● **OBJECTIVE**
Find the lines holding the word "sectores" and collect them.

● **INFORMATION SHOWN**
==*==

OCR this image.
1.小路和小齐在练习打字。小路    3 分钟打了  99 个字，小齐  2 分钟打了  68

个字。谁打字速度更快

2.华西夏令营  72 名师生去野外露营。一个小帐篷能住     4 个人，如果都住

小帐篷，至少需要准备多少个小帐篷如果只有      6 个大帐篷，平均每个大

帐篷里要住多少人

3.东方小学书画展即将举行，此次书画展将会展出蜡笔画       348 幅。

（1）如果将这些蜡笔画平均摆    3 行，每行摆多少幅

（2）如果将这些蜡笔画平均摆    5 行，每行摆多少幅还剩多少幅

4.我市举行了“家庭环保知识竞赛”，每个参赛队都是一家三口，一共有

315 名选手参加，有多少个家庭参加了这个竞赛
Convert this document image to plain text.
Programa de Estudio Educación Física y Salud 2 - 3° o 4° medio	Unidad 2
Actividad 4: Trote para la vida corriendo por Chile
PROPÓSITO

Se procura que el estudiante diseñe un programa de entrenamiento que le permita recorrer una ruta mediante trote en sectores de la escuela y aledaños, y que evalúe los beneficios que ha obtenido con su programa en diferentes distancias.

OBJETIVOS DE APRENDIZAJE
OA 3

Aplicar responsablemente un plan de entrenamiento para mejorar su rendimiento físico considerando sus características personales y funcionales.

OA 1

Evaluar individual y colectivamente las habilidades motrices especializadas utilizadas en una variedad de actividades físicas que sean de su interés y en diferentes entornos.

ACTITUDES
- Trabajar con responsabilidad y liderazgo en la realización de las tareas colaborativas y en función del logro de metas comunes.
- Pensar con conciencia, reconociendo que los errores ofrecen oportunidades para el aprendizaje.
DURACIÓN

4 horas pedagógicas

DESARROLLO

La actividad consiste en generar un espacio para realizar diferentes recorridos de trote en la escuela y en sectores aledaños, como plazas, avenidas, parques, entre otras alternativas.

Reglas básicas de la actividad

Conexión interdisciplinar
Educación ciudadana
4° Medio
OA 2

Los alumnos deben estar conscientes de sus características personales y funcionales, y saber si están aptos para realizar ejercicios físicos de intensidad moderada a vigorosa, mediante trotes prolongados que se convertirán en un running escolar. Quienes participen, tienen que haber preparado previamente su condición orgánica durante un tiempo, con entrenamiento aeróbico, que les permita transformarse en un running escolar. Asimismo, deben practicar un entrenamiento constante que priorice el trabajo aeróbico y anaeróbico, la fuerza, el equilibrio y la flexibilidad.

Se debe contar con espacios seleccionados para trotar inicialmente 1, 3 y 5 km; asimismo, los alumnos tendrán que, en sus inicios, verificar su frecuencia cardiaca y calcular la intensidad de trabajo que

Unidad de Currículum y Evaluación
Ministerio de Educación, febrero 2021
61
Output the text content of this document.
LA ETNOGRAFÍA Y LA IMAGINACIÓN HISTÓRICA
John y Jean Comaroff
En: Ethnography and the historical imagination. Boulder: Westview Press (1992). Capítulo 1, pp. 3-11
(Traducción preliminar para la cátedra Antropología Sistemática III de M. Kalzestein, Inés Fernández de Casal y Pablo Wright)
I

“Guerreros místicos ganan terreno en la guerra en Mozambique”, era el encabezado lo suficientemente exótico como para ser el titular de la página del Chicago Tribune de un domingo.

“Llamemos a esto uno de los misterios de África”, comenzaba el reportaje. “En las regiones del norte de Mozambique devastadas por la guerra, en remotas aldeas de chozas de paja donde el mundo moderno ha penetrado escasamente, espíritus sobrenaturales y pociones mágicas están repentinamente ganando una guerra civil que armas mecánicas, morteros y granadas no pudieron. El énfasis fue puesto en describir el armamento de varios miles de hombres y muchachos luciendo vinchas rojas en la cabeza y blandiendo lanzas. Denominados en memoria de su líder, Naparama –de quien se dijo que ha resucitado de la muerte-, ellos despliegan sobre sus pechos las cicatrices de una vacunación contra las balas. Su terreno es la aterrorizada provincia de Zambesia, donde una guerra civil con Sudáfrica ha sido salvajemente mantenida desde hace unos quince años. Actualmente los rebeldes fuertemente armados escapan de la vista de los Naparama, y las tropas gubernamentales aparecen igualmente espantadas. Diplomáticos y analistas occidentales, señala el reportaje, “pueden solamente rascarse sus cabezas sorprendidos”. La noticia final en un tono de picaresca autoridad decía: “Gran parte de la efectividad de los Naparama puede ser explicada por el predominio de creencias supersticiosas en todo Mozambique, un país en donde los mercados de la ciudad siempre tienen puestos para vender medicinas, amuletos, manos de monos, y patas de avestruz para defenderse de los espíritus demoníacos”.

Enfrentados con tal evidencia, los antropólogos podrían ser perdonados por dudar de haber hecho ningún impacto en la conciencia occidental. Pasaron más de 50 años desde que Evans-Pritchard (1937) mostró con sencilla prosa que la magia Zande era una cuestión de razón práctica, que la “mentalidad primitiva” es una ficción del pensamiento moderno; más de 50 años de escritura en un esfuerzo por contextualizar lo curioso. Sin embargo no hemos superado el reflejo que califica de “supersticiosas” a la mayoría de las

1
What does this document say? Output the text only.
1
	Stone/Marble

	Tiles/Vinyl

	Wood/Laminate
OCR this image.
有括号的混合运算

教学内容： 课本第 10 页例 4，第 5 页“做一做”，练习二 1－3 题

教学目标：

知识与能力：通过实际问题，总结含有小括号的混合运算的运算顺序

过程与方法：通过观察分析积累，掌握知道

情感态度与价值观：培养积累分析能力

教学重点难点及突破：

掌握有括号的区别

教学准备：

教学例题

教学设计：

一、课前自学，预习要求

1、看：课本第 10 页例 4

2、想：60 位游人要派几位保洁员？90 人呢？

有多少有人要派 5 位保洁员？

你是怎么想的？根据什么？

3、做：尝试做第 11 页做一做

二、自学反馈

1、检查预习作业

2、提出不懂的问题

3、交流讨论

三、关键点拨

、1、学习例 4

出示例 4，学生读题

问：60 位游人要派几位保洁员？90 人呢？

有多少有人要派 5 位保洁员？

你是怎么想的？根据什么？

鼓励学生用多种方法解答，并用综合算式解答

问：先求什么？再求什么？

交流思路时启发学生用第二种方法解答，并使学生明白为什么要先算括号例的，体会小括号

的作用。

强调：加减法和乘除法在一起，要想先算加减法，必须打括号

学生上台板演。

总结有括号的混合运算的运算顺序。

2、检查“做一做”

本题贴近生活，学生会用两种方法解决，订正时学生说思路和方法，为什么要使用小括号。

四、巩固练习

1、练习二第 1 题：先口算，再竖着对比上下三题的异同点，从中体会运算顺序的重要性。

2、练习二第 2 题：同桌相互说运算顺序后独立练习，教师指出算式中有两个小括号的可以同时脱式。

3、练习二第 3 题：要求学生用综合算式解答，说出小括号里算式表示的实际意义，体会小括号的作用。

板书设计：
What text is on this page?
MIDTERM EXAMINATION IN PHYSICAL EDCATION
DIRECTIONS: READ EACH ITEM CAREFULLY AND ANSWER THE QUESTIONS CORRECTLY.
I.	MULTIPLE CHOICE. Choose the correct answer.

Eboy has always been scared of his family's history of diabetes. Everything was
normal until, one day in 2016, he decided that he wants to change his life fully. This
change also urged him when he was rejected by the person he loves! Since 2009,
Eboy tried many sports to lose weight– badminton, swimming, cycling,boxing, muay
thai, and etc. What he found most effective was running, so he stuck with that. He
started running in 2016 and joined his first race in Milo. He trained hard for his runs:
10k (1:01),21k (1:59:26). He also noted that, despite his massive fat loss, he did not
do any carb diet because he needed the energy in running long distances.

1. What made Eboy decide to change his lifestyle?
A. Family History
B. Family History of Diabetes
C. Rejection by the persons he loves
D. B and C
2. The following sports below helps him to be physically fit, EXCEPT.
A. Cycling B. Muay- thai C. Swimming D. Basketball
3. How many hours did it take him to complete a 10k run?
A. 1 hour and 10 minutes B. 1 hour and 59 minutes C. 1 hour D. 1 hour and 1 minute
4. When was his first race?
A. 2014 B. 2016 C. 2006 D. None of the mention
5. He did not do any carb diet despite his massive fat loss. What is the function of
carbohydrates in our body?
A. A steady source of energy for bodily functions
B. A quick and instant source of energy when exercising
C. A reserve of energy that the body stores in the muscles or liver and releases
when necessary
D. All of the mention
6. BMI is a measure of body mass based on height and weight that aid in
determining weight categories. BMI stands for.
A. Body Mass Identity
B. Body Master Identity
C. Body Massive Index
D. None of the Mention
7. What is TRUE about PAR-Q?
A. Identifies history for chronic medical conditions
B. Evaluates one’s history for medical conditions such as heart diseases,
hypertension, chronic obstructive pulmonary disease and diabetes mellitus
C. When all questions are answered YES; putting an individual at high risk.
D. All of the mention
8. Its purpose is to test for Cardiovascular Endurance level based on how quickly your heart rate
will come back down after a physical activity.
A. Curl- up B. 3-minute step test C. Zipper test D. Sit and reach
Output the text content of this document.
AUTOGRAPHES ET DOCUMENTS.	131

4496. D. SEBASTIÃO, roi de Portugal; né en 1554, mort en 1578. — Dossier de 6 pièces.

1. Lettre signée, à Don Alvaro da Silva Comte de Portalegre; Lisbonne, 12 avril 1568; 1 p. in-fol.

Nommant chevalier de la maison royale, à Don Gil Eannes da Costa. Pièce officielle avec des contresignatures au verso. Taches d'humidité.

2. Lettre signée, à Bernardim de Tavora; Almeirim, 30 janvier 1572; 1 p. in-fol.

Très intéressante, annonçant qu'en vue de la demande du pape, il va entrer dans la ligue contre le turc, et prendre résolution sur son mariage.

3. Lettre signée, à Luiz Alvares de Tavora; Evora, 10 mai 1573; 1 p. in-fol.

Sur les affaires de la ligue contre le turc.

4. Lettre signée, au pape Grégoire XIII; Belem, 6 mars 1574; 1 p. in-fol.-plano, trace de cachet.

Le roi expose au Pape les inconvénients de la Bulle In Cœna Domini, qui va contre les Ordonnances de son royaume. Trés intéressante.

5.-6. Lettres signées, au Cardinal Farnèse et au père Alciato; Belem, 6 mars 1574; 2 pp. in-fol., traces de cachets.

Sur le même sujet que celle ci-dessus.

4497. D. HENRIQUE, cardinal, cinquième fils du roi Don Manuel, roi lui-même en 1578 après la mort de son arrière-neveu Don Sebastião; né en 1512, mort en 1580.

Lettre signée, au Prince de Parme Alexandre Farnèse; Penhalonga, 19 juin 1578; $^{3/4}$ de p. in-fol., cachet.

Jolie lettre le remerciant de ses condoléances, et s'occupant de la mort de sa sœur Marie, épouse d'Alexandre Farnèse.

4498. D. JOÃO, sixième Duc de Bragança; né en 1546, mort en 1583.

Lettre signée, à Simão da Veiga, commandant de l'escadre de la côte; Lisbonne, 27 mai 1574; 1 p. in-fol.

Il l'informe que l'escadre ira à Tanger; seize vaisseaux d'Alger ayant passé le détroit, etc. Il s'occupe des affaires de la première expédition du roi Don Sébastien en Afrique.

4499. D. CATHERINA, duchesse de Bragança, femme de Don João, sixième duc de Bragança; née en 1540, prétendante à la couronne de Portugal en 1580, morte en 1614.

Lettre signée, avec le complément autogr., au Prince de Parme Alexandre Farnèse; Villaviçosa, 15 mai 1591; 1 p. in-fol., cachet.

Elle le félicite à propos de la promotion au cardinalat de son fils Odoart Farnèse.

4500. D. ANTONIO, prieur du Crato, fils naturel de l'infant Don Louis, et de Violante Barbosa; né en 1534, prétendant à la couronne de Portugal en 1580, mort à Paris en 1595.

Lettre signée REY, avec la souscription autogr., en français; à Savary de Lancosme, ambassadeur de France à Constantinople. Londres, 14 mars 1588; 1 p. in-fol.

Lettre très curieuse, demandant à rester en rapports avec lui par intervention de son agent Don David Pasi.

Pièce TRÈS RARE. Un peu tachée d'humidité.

==*==

● **FULL ANSWER**
Se procura que el estudiante diseñe un programa de entrenamiento que le permita recorrer una ruta mediante trote en sectores de la escuela y aledaños, y que evalúe los beneficios que ha obtenido con su programa en diferentes distancias.
La actividad consiste en generar un espacio para realizar diferentes recorridos de trote en la escuela y en sectores aledaños, como plazas, avenidas, parques, entre otras alternativas.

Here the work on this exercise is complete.